Output all records precisely as written.

Raw records
+++
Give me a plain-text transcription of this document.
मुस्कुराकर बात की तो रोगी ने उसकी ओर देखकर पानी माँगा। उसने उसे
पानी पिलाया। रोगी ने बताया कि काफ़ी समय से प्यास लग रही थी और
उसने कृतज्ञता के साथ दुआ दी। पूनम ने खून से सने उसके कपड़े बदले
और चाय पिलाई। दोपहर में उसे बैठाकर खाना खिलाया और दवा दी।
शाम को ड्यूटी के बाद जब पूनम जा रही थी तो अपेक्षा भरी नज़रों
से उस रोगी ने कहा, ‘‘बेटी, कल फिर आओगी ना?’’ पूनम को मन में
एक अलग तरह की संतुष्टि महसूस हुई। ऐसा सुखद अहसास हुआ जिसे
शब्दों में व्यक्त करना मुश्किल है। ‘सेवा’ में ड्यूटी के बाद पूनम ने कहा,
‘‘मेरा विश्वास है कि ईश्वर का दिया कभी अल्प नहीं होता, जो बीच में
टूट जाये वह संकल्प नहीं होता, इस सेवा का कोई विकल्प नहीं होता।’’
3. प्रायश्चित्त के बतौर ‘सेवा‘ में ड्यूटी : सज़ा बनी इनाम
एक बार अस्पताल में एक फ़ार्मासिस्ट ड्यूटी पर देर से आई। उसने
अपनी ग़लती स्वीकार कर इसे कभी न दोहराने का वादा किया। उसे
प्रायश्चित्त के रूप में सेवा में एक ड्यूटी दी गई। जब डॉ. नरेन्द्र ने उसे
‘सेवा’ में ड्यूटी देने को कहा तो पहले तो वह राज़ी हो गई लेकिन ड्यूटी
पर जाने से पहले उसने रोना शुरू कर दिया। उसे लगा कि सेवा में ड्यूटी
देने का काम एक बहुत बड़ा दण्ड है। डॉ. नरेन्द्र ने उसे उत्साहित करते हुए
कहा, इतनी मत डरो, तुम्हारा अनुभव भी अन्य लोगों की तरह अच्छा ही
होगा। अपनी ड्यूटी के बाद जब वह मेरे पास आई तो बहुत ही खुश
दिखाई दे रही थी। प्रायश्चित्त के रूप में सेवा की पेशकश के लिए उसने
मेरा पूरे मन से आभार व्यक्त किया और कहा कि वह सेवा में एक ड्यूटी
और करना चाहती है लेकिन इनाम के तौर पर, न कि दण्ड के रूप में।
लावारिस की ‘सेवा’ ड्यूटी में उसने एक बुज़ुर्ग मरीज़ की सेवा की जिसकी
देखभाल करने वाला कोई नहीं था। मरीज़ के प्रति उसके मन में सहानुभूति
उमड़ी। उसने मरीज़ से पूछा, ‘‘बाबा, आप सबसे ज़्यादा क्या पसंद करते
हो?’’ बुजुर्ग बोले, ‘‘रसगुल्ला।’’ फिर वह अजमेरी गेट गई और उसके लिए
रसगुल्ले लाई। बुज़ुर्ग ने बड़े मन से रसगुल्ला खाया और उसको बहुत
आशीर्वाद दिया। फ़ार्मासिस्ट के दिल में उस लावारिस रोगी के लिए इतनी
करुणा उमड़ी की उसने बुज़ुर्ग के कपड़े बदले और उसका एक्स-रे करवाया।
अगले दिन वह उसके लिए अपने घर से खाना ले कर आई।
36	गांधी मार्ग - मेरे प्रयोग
+++
→ **OUTPUT FOR THIS EXERCISE**
Give me a plain-text transcription of this document.
मुस्कुराकर बात की तो रोगी ने उसकी ओर देखकर पानी माँगा। उसने उसे
पानी पिलाया। रोगी ने बताया कि काफ़ी समय से प्यास लग रही थी और
उसने कृतज्ञता के साथ दुआ दी। पूनम ने खून से सने उसके कपड़े बदले
और चाय पिलाई। दोपहर में उसे बैठाकर खाना खिलाया और दवा दी।
शाम को ड्यूटी के बाद जब पूनम जा रही थी तो अपेक्षा भरी नज़रों
से उस रोगी ने कहा, ‘‘बेटी, कल फिर आओगी ना?’’ पूनम को मन में
एक अलग तरह की संतुष्टि महसूस हुई। ऐसा सुखद अहसास हुआ जिसे
शब्दों में व्यक्त करना मुश्किल है। ‘सेवा’ में ड्यूटी के बाद पूनम ने कहा,
‘‘मेरा विश्वास है कि ईश्वर का दिया कभी अल्प नहीं होता, जो बीच में
टूट जाये वह संकल्प नहीं होता, इस सेवा का कोई विकल्प नहीं होता।’’
3. प्रायश्चित्त के बतौर ‘सेवा‘ में ड्यूटी : सज़ा बनी इनाम
एक बार अस्पताल में एक फ़ार्मासिस्ट ड्यूटी पर देर से आई। उसने
अपनी ग़लती स्वीकार कर इसे कभी न दोहराने का वादा किया। उसे
प्रायश्चित्त के रूप में सेवा में एक ड्यूटी दी गई। जब डॉ. नरेन्द्र ने उसे
‘सेवा’ में ड्यूटी देने को कहा तो पहले तो वह राज़ी हो गई लेकिन ड्यूटी
पर जाने से पहले उसने रोना शुरू कर दिया। उसे लगा कि सेवा में ड्यूटी
देने का काम एक बहुत बड़ा दण्ड है। डॉ. नरेन्द्र ने उसे उत्साहित करते हुए
कहा, इतनी मत डरो, तुम्हारा अनुभव भी अन्य लोगों की तरह अच्छा ही
होगा। अपनी ड्यूटी के बाद जब वह मेरे पास आई तो बहुत ही खुश
दिखाई दे रही थी। प्रायश्चित्त के रूप में सेवा की पेशकश के लिए उसने
मेरा पूरे मन से आभार व्यक्त किया और कहा कि वह सेवा में एक ड्यूटी
और करना चाहती है लेकिन इनाम के तौर पर, न कि दण्ड के रूप में।
लावारिस की ‘सेवा’ ड्यूटी में उसने एक बुज़ुर्ग मरीज़ की सेवा की जिसकी
देखभाल करने वाला कोई नहीं था। मरीज़ के प्रति उसके मन में सहानुभूति
उमड़ी। उसने मरीज़ से पूछा, ‘‘बाबा, आप सबसे ज़्यादा क्या पसंद करते
हो?’’ बुजुर्ग बोले, ‘‘रसगुल्ला।’’ फिर वह अजमेरी गेट गई और उसके लिए
रसगुल्ले लाई। बुज़ुर्ग ने बड़े मन से रसगुल्ला खाया और उसको बहुत
आशीर्वाद दिया। फ़ार्मासिस्ट के दिल में उस लावारिस रोगी के लिए इतनी
करुणा उमड़ी की उसने बुज़ुर्ग के कपड़े बदले और उसका एक्स-रे करवाया।
अगले दिन वह उसके लिए अपने घर से खाना ले कर आई।
36	गांधी मार्ग - मेरे प्रयोग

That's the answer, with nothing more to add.